* _REQUIREMENT_
Copy each line below without leaving any out.

-------- INPUT RECORDS

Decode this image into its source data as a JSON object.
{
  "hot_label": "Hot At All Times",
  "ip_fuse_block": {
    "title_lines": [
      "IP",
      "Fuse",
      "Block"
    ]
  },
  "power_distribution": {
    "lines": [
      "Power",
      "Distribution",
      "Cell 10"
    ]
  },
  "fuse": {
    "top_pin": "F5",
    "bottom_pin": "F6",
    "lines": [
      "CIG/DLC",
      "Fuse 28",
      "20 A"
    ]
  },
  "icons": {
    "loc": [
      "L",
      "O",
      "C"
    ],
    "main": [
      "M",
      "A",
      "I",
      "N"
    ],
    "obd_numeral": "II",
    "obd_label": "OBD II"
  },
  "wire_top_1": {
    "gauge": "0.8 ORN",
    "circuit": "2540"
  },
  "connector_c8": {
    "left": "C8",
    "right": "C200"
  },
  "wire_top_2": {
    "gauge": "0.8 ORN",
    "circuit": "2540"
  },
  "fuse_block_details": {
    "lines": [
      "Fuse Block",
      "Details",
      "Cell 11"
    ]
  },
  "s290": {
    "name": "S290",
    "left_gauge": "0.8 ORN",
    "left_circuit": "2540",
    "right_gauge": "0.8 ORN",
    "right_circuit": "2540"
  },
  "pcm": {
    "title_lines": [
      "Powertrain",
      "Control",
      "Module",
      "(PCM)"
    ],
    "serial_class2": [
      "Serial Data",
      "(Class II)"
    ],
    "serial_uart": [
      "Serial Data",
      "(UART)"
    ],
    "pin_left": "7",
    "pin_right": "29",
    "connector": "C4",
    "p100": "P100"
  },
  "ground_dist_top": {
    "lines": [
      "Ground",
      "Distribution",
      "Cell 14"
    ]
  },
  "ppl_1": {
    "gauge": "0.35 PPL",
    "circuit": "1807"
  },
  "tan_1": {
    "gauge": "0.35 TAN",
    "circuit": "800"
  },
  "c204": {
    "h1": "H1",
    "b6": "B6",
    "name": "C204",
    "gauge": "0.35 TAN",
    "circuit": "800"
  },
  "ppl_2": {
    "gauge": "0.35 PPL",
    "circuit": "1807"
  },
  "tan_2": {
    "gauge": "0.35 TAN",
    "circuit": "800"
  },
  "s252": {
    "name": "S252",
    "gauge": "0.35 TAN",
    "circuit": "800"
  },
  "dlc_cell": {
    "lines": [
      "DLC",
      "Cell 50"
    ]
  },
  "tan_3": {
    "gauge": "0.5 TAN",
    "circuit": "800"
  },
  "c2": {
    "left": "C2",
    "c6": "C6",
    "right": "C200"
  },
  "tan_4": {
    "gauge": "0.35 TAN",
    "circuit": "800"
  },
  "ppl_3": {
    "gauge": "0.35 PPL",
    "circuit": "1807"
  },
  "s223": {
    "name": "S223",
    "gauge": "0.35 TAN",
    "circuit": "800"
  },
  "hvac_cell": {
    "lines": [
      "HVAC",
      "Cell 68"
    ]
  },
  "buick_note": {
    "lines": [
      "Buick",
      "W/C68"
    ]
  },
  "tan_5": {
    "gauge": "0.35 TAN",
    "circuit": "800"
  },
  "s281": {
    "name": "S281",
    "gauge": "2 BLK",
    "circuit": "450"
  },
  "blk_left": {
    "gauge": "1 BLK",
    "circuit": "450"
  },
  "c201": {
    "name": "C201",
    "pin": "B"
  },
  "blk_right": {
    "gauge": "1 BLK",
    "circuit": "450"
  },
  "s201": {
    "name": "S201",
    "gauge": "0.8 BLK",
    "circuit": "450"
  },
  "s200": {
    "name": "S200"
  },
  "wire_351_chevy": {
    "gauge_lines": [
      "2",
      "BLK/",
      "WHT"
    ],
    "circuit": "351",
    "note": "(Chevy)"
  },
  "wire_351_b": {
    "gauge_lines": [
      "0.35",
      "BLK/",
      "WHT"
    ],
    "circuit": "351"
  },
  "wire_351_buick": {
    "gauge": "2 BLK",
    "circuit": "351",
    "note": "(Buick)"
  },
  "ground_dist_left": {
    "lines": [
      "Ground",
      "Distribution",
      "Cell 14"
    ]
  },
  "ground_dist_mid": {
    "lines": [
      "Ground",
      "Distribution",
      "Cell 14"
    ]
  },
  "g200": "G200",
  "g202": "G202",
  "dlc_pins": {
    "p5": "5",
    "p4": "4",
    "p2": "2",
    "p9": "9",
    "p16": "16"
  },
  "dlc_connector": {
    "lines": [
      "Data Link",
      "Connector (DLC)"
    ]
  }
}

----------------

* _SOLVED PROBLEM_
Decode this image into its source data as a JSON object.
{
  "hot_label": "Hot At All Times",
  "ip_fuse_block": {
    "title_lines": [
      "IP",
      "Fuse",
      "Block"
    ]
  },
  "power_distribution": {
    "lines": [
      "Power",
      "Distribution",
      "Cell 10"
    ]
  },
  "fuse": {
    "top_pin": "F5",
    "bottom_pin": "F6",
    "lines": [
      "CIG/DLC",
      "Fuse 28",
      "20 A"
    ]
  },
  "icons": {
    "loc": [
      "L",
      "O",
      "C"
    ],
    "main": [
      "M",
      "A",
      "I",
      "N"
    ],
    "obd_numeral": "II",
    "obd_label": "OBD II"
  },
  "wire_top_1": {
    "gauge": "0.8 ORN",
    "circuit": "2540"
  },
  "connector_c8": {
    "left": "C8",
    "right": "C200"
  },
  "wire_top_2": {
    "gauge": "0.8 ORN",
    "circuit": "2540"
  },
  "fuse_block_details": {
    "lines": [
      "Fuse Block",
      "Details",
      "Cell 11"
    ]
  },
  "s290": {
    "name": "S290",
    "left_gauge": "0.8 ORN",
    "left_circuit": "2540",
    "right_gauge": "0.8 ORN",
    "right_circuit": "2540"
  },
  "pcm": {
    "title_lines": [
      "Powertrain",
      "Control",
      "Module",
      "(PCM)"
    ],
    "serial_class2": [
      "Serial Data",
      "(Class II)"
    ],
    "serial_uart": [
      "Serial Data",
      "(UART)"
    ],
    "pin_left": "7",
    "pin_right": "29",
    "connector": "C4",
    "p100": "P100"
  },
  "ground_dist_top": {
    "lines": [
      "Ground",
      "Distribution",
      "Cell 14"
    ]
  },
  "ppl_1": {
    "gauge": "0.35 PPL",
    "circuit": "1807"
  },
  "tan_1": {
    "gauge": "0.35 TAN",
    "circuit": "800"
  },
  "c204": {
    "h1": "H1",
    "b6": "B6",
    "name": "C204",
    "gauge": "0.35 TAN",
    "circuit": "800"
  },
  "ppl_2": {
    "gauge": "0.35 PPL",
    "circuit": "1807"
  },
  "tan_2": {
    "gauge": "0.35 TAN",
    "circuit": "800"
  },
  "s252": {
    "name": "S252",
    "gauge": "0.35 TAN",
    "circuit": "800"
  },
  "dlc_cell": {
    "lines": [
      "DLC",
      "Cell 50"
    ]
  },
  "tan_3": {
    "gauge": "0.5 TAN",
    "circuit": "800"
  },
  "c2": {
    "left": "C2",
    "c6": "C6",
    "right": "C200"
  },
  "tan_4": {
    "gauge": "0.35 TAN",
    "circuit": "800"
  },
  "ppl_3": {
    "gauge": "0.35 PPL",
    "circuit": "1807"
  },
  "s223": {
    "name": "S223",
    "gauge": "0.35 TAN",
    "circuit": "800"
  },
  "hvac_cell": {
    "lines": [
      "HVAC",
      "Cell 68"
    ]
  },
  "buick_note": {
    "lines": [
      "Buick",
      "W/C68"
    ]
  },
  "tan_5": {
    "gauge": "0.35 TAN",
    "circuit": "800"
  },
  "s281": {
    "name": "S281",
    "gauge": "2 BLK",
    "circuit": "450"
  },
  "blk_left": {
    "gauge": "1 BLK",
    "circuit": "450"
  },
  "c201": {
    "name": "C201",
    "pin": "B"
  },
  "blk_right": {
    "gauge": "1 BLK",
    "circuit": "450"
  },
  "s201": {
    "name": "S201",
    "gauge": "0.8 BLK",
    "circuit": "450"
  },
  "s200": {
    "name": "S200"
  },
  "wire_351_chevy": {
    "gauge_lines": [
      "2",
      "BLK/",
      "WHT"
    ],
    "circuit": "351",
    "note": "(Chevy)"
  },
  "wire_351_b": {
    "gauge_lines": [
      "0.35",
      "BLK/",
      "WHT"
    ],
    "circuit": "351"
  },
  "wire_351_buick": {
    "gauge": "2 BLK",
    "circuit": "351",
    "note": "(Buick)"
  },
  "ground_dist_left": {
    "lines": [
      "Ground",
      "Distribution",
      "Cell 14"
    ]
  },
  "ground_dist_mid": {
    "lines": [
      "Ground",
      "Distribution",
      "Cell 14"
    ]
  },
  "g200": "G200",
  "g202": "G202",
  "dlc_pins": {
    "p5": "5",
    "p4": "4",
    "p2": "2",
    "p9": "9",
    "p16": "16"
  },
  "dlc_connector": {
    "lines": [
      "Data Link",
      "Connector (DLC)"
    ]
  }
}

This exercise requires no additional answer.